Task instructions -
The listing below must be repeated word for word, with its images excluded.

Supplied data -
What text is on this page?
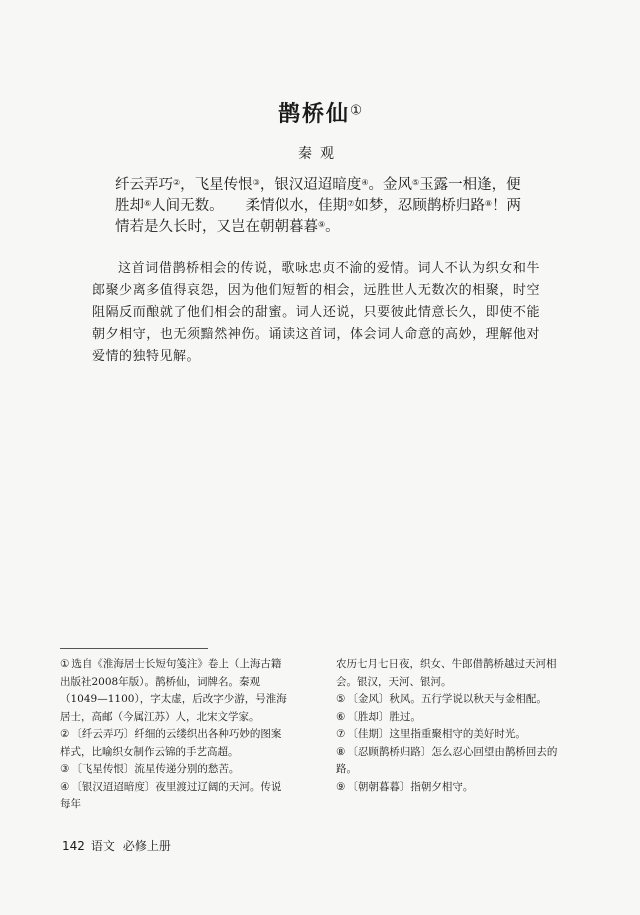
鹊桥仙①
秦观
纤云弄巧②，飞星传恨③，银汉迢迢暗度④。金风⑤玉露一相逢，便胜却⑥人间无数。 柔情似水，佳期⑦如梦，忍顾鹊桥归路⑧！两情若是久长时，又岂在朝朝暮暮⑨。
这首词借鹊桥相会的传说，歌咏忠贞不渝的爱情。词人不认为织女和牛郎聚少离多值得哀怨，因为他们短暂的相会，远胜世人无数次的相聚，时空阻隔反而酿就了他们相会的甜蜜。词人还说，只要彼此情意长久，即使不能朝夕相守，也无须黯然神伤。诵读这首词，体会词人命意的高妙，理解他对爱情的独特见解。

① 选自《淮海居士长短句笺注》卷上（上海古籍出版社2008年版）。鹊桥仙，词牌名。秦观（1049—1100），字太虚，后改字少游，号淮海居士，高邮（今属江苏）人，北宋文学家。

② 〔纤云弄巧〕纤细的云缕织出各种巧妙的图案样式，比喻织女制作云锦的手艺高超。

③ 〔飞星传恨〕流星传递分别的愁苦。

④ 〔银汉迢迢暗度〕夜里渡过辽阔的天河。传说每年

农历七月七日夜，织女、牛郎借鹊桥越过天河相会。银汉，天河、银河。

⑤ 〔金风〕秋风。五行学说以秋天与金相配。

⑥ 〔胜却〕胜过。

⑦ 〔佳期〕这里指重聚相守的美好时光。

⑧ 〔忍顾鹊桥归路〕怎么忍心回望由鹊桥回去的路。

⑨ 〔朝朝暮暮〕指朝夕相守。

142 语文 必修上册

The reply -
What text is on this page?
鹊桥仙①
秦观
纤云弄巧②，飞星传恨③，银汉迢迢暗度④。金风⑤玉露一相逢，便胜却⑥人间无数。 柔情似水，佳期⑦如梦，忍顾鹊桥归路⑧！两情若是久长时，又岂在朝朝暮暮⑨。
这首词借鹊桥相会的传说，歌咏忠贞不渝的爱情。词人不认为织女和牛郎聚少离多值得哀怨，因为他们短暂的相会，远胜世人无数次的相聚，时空阻隔反而酿就了他们相会的甜蜜。词人还说，只要彼此情意长久，即使不能朝夕相守，也无须黯然神伤。诵读这首词，体会词人命意的高妙，理解他对爱情的独特见解。

① 选自《淮海居士长短句笺注》卷上（上海古籍出版社2008年版）。鹊桥仙，词牌名。秦观（1049—1100），字太虚，后改字少游，号淮海居士，高邮（今属江苏）人，北宋文学家。

② 〔纤云弄巧〕纤细的云缕织出各种巧妙的图案样式，比喻织女制作云锦的手艺高超。

③ 〔飞星传恨〕流星传递分别的愁苦。

④ 〔银汉迢迢暗度〕夜里渡过辽阔的天河。传说每年

农历七月七日夜，织女、牛郎借鹊桥越过天河相会。银汉，天河、银河。

⑤ 〔金风〕秋风。五行学说以秋天与金相配。

⑥ 〔胜却〕胜过。

⑦ 〔佳期〕这里指重聚相守的美好时光。

⑧ 〔忍顾鹊桥归路〕怎么忍心回望由鹊桥回去的路。

⑨ 〔朝朝暮暮〕指朝夕相守。

142 语文 必修上册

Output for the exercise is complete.